_EXERCISE PROMPT_. Scan the material for the word "元素周期表中", and copy each line where it shows up.

========

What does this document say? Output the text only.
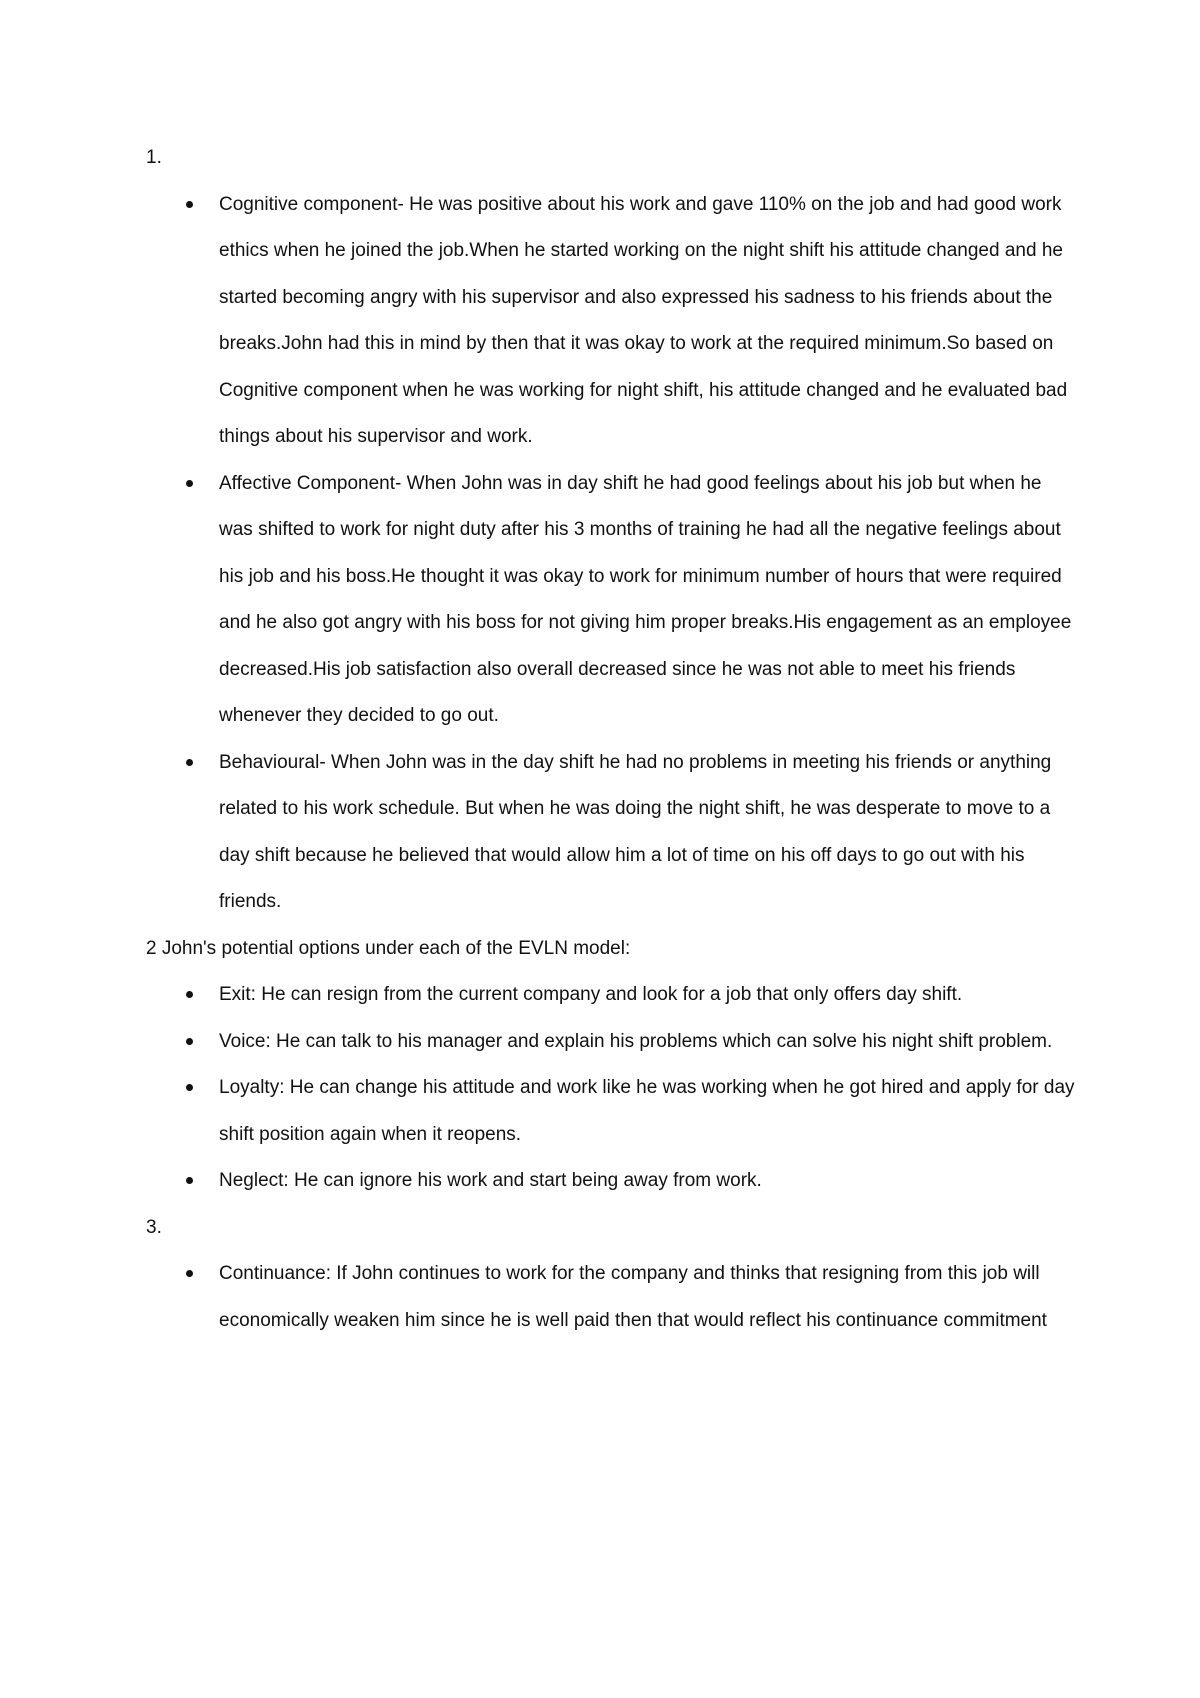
1.

Cognitive component- He was positive about his work and gave 110% on the job and had good work ethics when he joined the job.When he started working on the night shift his attitude changed and he started becoming angry with his supervisor and also expressed his sadness to his friends about the breaks.John had this in mind by then that it was okay to work at the required minimum.So based on Cognitive component when he was working for night shift, his attitude changed and he evaluated bad things about his supervisor and work.
Affective Component- When John was in day shift he had good feelings about his job but when he was shifted to work for night duty after his 3 months of training he had all the negative feelings about his job and his boss.He thought it was okay to work for minimum number of hours that were required and he also got angry with his boss for not giving him proper breaks.His engagement as an employee decreased.His job satisfaction also overall decreased since he was not able to meet his friends whenever they decided to go out.
Behavioural- When John was in the day shift he had no problems in meeting his friends or anything related to his work schedule. But when he was doing the night shift, he was desperate to move to a day shift because he believed that would allow him a lot of time on his off days to go out with his friends.

2 John's potential options under each of the EVLN model:

Exit: He can resign from the current company and look for a job that only offers day shift.
Voice: He can talk to his manager and explain his problems which can solve his night shift problem.
Loyalty: He can change his attitude and work like he was working when he got hired and apply for day shift position again when it reopens.
Neglect: He can ignore his work and start being away from work.

3.

Continuance: If John continues to work for the company and thinks that resigning from this job will economically weaken him since he is well paid then that would reflect his continuance commitment
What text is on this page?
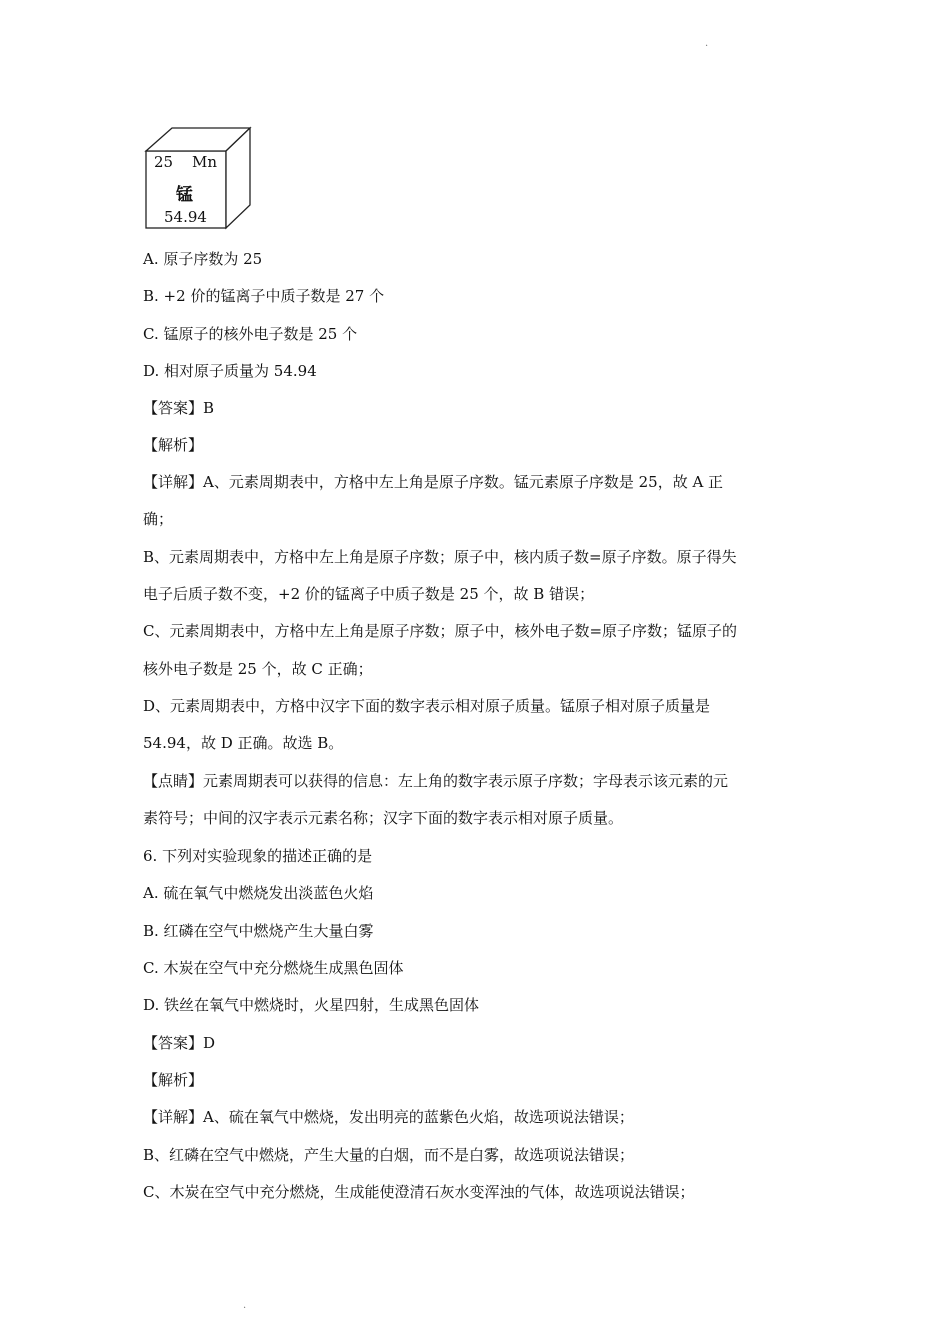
.
25 Mn
锰
54.94
A. 原子序数为 25
B. +2 价的锰离子中质子数是 27 个
C. 锰原子的核外电子数是 25 个
D. 相对原子质量为 54.94
【答案】B
【解析】
【详解】A、元素周期表中，方格中左上角是原子序数。锰元素原子序数是 25，故 A 正
确；
B、元素周期表中，方格中左上角是原子序数；原子中，核内质子数=原子序数。原子得失
电子后质子数不变，+2 价的锰离子中质子数是 25 个，故 B 错误；
C、元素周期表中，方格中左上角是原子序数；原子中，核外电子数=原子序数；锰原子的
核外电子数是 25 个，故 C 正确；
D、元素周期表中，方格中汉字下面的数字表示相对原子质量。锰原子相对原子质量是
54.94，故 D 正确。故选 B。
【点睛】元素周期表可以获得的信息：左上角的数字表示原子序数；字母表示该元素的元
素符号；中间的汉字表示元素名称；汉字下面的数字表示相对原子质量。
6. 下列对实验现象的描述正确的是
A. 硫在氧气中燃烧发出淡蓝色火焰
B. 红磷在空气中燃烧产生大量白雾
C. 木炭在空气中充分燃烧生成黑色固体
D. 铁丝在氧气中燃烧时，火星四射，生成黑色固体
【答案】D
【解析】
【详解】A、硫在氧气中燃烧，发出明亮的蓝紫色火焰，故选项说法错误；
B、红磷在空气中燃烧，产生大量的白烟，而不是白雾，故选项说法错误；
C、木炭在空气中充分燃烧，生成能使澄清石灰水变浑浊的气体，故选项说法错误；
.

========

_RESULT FOR THIS TASK_.
【详解】A、元素周期表中，方格中左上角是原子序数。锰元素原子序数是 25，故 A 正
B、元素周期表中，方格中左上角是原子序数；原子中，核内质子数=原子序数。原子得失
C、元素周期表中，方格中左上角是原子序数；原子中，核外电子数=原子序数；锰原子的
D、元素周期表中，方格中汉字下面的数字表示相对原子质量。锰原子相对原子质量是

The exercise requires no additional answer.